▸ Short task
The records that follow must be repeated verbatim, every one of them.

** start Data listing **

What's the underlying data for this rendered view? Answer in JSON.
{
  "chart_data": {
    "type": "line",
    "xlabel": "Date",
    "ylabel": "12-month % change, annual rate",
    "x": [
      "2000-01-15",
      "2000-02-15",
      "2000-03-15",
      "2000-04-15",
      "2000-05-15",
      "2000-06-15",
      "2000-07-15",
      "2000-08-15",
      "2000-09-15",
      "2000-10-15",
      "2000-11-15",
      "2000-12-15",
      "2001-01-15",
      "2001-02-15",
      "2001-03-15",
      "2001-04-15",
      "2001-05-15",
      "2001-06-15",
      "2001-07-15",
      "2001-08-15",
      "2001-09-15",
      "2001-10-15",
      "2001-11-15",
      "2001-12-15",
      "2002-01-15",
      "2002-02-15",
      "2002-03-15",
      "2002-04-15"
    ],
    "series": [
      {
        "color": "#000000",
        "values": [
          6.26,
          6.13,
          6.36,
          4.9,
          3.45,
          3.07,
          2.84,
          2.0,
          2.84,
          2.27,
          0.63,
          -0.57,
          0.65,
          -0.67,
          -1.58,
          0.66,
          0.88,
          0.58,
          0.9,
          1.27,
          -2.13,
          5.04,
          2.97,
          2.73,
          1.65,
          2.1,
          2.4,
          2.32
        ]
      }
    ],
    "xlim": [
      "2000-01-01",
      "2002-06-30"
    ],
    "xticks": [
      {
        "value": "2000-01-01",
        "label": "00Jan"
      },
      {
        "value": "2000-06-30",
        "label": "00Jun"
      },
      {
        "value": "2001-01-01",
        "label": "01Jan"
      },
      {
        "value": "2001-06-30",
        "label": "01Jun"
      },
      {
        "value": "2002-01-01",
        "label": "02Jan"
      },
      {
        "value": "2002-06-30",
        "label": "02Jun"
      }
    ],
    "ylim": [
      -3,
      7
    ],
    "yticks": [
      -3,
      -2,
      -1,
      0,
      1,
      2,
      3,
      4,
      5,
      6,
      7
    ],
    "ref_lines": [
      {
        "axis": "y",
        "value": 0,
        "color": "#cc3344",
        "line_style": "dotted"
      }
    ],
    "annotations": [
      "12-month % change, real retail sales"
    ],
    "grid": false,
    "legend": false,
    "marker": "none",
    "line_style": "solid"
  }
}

** end Data listing **

▸ Answer for this exercise
What's the underlying data for this rendered view? Answer in JSON.
{
  "chart_data": {
    "type": "line",
    "xlabel": "Date",
    "ylabel": "12-month % change, annual rate",
    "x": [
      "2000-01-15",
      "2000-02-15",
      "2000-03-15",
      "2000-04-15",
      "2000-05-15",
      "2000-06-15",
      "2000-07-15",
      "2000-08-15",
      "2000-09-15",
      "2000-10-15",
      "2000-11-15",
      "2000-12-15",
      "2001-01-15",
      "2001-02-15",
      "2001-03-15",
      "2001-04-15",
      "2001-05-15",
      "2001-06-15",
      "2001-07-15",
      "2001-08-15",
      "2001-09-15",
      "2001-10-15",
      "2001-11-15",
      "2001-12-15",
      "2002-01-15",
      "2002-02-15",
      "2002-03-15",
      "2002-04-15"
    ],
    "series": [
      {
        "color": "#000000",
        "values": [
          6.26,
          6.13,
          6.36,
          4.9,
          3.45,
          3.07,
          2.84,
          2.0,
          2.84,
          2.27,
          0.63,
          -0.57,
          0.65,
          -0.67,
          -1.58,
          0.66,
          0.88,
          0.58,
          0.9,
          1.27,
          -2.13,
          5.04,
          2.97,
          2.73,
          1.65,
          2.1,
          2.4,
          2.32
        ]
      }
    ],
    "xlim": [
      "2000-01-01",
      "2002-06-30"
    ],
    "xticks": [
      {
        "value": "2000-01-01",
        "label": "00Jan"
      },
      {
        "value": "2000-06-30",
        "label": "00Jun"
      },
      {
        "value": "2001-01-01",
        "label": "01Jan"
      },
      {
        "value": "2001-06-30",
        "label": "01Jun"
      },
      {
        "value": "2002-01-01",
        "label": "02Jan"
      },
      {
        "value": "2002-06-30",
        "label": "02Jun"
      }
    ],
    "ylim": [
      -3,
      7
    ],
    "yticks": [
      -3,
      -2,
      -1,
      0,
      1,
      2,
      3,
      4,
      5,
      6,
      7
    ],
    "ref_lines": [
      {
        "axis": "y",
        "value": 0,
        "color": "#cc3344",
        "line_style": "dotted"
      }
    ],
    "annotations": [
      "12-month % change, real retail sales"
    ],
    "grid": false,
    "legend": false,
    "marker": "none",
    "line_style": "solid"
  }
}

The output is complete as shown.